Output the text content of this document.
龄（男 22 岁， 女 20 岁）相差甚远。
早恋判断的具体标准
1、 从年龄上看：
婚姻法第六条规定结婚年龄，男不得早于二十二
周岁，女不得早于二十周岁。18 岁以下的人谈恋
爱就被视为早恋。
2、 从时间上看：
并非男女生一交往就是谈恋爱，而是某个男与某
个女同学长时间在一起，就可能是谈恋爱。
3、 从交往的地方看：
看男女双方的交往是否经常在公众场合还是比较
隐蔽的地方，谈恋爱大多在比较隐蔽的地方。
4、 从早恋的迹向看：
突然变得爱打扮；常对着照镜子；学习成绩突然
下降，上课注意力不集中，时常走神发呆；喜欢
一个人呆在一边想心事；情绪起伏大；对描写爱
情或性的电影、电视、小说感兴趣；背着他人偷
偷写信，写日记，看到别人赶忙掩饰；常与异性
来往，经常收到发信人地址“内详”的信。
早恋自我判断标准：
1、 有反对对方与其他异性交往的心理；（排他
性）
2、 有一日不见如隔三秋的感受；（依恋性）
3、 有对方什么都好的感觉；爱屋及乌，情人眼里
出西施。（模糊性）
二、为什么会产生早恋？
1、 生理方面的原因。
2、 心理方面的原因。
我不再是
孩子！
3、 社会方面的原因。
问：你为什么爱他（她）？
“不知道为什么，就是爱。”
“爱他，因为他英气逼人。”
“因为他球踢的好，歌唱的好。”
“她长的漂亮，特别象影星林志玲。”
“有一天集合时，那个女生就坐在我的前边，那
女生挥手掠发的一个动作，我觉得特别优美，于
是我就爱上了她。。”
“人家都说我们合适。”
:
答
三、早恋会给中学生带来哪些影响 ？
------------------------------------------------
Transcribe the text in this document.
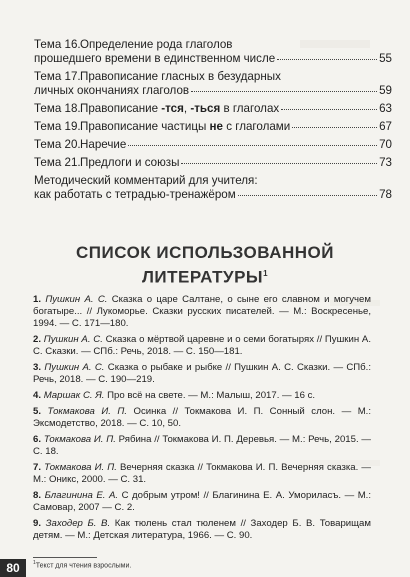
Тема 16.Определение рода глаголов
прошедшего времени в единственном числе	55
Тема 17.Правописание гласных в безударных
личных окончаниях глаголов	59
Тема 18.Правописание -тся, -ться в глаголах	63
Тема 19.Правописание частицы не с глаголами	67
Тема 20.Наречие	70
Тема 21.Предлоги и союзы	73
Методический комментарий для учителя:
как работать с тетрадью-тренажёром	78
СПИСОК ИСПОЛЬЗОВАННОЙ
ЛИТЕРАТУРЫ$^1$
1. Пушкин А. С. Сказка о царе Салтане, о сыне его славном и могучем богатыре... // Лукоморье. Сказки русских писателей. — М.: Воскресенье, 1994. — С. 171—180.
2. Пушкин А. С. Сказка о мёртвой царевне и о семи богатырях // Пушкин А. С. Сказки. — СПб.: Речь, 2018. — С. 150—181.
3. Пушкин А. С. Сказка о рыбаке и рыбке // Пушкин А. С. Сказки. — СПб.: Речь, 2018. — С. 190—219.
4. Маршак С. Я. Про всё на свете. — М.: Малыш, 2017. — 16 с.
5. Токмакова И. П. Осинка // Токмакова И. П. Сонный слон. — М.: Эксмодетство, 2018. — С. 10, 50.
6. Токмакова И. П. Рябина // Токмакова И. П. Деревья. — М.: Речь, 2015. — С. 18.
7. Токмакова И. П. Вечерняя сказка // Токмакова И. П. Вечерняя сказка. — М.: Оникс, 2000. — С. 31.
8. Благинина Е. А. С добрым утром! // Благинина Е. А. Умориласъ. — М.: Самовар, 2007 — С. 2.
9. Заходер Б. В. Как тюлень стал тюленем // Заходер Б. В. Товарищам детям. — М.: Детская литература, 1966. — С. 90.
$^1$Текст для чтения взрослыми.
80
------------------------------------------------
■ PROBLEM DETAILS ■
Report how many lines in these entries contain "Тема". Answer with the number only.

■ CORRECT RESULT ■
6